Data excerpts

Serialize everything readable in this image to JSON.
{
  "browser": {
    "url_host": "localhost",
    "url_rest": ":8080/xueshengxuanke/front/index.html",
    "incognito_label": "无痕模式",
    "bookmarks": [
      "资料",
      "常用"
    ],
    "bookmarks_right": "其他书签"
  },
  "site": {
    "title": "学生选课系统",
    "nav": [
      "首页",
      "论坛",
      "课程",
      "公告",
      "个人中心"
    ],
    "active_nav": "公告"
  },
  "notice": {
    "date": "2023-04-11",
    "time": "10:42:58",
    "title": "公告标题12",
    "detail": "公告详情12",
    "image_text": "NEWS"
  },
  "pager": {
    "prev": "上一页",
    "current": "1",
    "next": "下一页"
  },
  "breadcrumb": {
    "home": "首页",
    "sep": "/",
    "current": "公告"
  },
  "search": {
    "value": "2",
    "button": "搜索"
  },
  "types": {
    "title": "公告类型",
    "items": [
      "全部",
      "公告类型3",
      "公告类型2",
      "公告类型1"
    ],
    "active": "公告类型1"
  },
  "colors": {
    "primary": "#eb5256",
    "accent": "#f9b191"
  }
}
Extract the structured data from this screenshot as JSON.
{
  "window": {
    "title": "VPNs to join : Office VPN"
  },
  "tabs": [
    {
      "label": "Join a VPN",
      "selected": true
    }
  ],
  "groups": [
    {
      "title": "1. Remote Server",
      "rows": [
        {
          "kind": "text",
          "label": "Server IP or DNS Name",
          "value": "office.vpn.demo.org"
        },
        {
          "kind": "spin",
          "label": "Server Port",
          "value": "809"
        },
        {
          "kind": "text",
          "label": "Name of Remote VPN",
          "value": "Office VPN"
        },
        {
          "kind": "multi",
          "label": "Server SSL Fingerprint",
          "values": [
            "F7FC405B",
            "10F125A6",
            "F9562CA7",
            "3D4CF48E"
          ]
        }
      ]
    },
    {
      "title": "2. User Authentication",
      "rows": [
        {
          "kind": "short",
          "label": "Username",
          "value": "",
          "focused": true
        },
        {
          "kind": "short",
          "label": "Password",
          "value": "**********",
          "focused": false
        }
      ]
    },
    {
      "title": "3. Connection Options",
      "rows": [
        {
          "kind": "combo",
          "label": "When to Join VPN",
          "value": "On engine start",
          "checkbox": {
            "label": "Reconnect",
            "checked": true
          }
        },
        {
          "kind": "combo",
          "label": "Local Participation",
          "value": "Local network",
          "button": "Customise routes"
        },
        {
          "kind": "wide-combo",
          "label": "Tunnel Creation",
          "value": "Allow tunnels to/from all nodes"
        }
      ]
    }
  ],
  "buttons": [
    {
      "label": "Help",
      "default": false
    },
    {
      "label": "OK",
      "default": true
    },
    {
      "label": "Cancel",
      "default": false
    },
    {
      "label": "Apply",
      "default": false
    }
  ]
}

WHAT THE TASK ASKS –
Return each line with "Server".

WRITTEN ANSWER –
      "title": "1. Remote Server",
          "label": "Server IP or DNS Name",
          "label": "Server Port",
          "label": "Server SSL Fingerprint",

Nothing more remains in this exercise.